» **TASK**
For every line in the data below that contains "Következő", copy the line.

*-*-*

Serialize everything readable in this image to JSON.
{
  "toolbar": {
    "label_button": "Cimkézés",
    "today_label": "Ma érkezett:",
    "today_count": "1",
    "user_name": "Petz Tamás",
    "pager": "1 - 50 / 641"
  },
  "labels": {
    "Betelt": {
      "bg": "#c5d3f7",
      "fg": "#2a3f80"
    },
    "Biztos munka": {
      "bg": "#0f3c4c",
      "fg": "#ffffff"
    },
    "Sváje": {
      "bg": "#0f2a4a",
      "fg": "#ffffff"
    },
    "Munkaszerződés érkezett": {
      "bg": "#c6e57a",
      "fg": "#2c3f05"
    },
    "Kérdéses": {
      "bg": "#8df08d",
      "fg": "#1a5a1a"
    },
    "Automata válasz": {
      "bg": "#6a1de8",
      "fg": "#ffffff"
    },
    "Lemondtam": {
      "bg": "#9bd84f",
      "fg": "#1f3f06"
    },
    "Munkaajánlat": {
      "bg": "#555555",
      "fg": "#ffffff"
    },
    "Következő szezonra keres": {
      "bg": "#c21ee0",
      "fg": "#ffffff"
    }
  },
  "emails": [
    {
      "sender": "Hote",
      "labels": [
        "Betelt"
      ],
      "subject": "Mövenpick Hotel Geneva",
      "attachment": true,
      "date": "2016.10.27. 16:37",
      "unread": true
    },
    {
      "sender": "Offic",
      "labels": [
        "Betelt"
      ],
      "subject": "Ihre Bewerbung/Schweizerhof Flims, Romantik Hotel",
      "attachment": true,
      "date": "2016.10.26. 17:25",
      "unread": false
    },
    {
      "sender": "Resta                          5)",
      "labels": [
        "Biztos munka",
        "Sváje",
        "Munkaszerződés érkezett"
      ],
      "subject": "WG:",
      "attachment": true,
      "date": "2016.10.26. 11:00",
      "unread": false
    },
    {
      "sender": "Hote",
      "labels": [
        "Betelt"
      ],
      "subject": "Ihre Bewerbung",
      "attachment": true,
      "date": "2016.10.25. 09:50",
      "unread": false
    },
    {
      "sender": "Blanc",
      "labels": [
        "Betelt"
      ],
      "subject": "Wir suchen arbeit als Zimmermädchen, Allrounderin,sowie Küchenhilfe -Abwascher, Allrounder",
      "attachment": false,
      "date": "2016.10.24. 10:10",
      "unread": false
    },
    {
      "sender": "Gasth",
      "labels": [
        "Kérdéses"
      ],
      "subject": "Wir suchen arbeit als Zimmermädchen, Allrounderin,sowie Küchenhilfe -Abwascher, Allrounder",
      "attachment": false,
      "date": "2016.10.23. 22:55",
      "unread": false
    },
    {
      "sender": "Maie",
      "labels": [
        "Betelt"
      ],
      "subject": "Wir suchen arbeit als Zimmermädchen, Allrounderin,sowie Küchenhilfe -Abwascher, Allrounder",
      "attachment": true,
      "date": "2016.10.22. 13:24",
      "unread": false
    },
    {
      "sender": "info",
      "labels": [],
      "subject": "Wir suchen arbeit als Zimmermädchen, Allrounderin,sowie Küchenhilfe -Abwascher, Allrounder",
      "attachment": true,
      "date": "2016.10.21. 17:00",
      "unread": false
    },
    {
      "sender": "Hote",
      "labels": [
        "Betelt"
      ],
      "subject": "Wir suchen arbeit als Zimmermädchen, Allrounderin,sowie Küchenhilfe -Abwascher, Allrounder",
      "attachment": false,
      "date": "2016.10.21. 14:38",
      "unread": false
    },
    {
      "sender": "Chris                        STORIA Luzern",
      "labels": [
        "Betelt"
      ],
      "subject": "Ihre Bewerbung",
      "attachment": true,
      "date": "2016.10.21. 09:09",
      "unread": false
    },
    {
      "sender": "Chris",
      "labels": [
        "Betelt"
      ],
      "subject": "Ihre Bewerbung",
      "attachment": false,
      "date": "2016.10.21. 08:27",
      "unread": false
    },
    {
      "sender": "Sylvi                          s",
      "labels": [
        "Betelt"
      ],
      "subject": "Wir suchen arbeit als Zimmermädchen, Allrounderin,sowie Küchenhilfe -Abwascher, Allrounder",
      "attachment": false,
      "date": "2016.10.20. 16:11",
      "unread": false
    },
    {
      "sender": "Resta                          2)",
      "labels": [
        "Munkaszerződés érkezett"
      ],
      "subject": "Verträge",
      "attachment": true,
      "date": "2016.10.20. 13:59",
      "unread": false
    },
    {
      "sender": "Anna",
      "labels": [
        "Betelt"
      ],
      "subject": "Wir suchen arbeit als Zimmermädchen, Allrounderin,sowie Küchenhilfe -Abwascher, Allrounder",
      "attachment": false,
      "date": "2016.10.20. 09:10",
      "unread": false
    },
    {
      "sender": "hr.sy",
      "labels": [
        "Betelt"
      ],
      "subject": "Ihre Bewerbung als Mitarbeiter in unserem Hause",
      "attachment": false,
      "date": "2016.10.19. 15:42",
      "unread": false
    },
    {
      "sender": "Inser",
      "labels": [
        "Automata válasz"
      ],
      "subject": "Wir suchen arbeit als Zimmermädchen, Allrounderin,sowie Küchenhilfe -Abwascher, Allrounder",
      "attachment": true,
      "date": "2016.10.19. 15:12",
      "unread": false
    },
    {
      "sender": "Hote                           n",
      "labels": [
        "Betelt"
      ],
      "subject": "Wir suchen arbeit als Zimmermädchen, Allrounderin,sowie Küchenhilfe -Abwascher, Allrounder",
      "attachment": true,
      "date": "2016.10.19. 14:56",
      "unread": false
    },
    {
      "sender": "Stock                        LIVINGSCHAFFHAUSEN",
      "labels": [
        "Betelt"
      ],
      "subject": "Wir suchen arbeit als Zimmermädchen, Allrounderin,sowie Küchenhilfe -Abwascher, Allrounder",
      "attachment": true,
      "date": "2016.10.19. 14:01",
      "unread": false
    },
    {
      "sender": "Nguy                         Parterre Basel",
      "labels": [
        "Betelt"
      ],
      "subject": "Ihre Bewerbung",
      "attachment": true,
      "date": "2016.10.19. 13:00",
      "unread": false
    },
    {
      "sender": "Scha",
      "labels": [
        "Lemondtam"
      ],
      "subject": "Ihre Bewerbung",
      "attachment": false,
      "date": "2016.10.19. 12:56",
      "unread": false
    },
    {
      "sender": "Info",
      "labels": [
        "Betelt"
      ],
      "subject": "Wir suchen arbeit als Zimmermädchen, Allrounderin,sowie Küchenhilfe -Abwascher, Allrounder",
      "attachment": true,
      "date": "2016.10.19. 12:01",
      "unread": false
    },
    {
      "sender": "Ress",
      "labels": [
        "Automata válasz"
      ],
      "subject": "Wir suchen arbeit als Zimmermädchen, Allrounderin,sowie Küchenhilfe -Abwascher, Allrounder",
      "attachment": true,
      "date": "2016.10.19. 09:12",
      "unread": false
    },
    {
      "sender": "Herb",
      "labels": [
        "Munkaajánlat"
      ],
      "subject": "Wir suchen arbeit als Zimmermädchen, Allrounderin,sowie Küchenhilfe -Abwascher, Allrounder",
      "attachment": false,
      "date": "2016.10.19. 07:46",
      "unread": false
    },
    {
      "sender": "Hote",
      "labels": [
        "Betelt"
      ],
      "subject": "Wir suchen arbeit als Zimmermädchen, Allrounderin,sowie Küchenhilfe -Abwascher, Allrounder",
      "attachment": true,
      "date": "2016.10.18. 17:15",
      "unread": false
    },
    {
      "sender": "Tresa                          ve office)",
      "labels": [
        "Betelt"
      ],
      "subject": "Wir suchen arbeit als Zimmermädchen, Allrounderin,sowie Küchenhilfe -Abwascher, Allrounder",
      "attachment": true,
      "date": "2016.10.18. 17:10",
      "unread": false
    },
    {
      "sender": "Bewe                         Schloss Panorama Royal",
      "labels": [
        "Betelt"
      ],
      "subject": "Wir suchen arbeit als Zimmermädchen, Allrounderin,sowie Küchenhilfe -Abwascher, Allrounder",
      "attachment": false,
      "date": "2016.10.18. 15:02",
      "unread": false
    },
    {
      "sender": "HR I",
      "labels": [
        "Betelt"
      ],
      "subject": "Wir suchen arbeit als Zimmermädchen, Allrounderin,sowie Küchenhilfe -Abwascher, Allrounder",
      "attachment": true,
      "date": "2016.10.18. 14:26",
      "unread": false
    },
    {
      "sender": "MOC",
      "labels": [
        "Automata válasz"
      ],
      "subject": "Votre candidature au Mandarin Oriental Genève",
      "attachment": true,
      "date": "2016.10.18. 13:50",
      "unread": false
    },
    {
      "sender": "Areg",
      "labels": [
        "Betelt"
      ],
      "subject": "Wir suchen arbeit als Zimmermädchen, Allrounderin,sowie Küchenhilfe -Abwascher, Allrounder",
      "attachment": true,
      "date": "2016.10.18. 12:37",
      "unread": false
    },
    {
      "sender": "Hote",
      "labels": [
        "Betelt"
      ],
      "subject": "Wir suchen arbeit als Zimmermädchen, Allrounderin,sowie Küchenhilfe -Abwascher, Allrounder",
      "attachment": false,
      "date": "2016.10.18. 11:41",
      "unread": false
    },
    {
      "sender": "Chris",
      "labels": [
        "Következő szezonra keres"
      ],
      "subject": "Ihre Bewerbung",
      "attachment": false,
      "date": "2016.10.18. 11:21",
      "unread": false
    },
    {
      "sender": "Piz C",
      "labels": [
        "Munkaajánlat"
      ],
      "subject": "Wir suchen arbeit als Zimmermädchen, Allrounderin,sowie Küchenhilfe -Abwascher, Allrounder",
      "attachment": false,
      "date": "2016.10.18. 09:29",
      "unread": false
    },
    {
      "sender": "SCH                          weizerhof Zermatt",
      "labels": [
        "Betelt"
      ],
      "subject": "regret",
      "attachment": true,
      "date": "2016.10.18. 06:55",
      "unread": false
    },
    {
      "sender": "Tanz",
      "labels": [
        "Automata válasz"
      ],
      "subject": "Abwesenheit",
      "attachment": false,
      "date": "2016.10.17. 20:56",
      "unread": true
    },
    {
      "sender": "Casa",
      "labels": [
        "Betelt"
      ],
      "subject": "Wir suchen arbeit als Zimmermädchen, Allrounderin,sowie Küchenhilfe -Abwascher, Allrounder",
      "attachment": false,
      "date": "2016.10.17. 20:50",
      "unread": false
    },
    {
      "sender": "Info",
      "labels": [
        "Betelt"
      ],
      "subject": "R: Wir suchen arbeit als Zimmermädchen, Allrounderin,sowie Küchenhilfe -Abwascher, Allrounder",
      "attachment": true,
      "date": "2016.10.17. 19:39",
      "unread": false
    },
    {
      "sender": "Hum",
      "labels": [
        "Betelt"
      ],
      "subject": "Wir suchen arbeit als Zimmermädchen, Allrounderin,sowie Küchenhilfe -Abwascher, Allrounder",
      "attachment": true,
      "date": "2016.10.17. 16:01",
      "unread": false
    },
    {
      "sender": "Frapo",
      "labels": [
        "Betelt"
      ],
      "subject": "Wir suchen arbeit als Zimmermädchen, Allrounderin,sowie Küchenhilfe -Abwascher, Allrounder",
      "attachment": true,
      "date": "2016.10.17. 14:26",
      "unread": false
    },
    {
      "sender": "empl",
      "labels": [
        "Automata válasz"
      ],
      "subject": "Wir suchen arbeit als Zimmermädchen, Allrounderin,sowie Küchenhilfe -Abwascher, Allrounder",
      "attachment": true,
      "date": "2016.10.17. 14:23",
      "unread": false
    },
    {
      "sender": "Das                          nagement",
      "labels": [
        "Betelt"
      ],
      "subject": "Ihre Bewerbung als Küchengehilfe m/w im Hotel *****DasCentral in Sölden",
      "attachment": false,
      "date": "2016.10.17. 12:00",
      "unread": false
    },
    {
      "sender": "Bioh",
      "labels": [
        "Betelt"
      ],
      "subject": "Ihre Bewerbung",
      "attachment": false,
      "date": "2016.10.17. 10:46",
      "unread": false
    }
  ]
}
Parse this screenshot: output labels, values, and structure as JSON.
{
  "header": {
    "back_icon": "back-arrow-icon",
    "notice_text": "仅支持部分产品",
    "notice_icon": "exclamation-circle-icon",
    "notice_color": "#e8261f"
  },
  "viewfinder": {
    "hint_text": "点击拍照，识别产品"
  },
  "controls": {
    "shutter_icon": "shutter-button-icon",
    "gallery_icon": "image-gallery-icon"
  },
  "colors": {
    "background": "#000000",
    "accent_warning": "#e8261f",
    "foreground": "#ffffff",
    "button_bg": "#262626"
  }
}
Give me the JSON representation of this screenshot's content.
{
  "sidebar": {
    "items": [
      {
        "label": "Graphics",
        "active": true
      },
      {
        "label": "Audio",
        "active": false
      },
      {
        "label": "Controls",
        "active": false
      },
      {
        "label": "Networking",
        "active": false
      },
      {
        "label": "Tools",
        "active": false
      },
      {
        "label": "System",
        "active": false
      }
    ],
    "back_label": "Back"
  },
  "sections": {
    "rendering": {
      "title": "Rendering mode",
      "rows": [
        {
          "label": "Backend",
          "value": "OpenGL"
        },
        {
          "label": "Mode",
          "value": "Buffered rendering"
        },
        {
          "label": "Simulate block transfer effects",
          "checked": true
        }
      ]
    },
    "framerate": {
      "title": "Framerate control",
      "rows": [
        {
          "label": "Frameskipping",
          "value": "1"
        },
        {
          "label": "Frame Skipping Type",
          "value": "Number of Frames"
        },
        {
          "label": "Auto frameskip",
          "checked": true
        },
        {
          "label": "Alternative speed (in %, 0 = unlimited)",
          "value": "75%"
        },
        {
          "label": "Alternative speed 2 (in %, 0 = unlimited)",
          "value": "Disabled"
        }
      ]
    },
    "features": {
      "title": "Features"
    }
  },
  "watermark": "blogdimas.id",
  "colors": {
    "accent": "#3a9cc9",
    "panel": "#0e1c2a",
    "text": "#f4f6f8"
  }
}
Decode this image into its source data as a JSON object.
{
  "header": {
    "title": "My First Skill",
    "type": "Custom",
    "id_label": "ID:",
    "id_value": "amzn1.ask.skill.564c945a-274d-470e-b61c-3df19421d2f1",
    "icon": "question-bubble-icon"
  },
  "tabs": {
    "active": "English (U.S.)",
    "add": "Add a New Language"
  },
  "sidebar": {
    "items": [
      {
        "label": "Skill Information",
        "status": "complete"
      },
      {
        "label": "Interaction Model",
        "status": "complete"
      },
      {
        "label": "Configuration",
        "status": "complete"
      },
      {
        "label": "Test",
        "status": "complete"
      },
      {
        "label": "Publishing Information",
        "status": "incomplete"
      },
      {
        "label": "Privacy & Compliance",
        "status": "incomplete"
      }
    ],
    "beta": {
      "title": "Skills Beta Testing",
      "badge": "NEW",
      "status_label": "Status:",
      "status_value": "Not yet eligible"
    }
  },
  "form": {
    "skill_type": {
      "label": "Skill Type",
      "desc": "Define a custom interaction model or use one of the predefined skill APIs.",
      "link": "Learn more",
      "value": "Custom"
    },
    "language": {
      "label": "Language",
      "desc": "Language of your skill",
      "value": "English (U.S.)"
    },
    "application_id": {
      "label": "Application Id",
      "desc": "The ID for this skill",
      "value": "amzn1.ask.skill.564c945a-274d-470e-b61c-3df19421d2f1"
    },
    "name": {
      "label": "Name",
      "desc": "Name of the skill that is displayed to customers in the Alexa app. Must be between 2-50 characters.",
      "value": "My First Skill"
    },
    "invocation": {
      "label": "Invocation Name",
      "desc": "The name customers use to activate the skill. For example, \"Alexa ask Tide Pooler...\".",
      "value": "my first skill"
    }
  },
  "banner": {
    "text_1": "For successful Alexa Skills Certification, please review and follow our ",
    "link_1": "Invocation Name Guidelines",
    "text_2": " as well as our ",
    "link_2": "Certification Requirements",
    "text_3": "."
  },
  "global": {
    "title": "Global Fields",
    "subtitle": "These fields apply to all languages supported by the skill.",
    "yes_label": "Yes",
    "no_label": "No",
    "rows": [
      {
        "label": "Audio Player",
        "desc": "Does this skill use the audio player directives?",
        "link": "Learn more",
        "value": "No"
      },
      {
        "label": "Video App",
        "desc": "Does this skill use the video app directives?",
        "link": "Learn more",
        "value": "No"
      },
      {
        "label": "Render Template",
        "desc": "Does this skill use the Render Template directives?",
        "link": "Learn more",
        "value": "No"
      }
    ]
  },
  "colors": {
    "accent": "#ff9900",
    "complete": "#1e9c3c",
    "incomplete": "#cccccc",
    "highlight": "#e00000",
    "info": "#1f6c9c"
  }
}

*-*-*

» **SOLVED EXERCISE**
    "Következő szezonra keres": {
        "Következő szezonra keres"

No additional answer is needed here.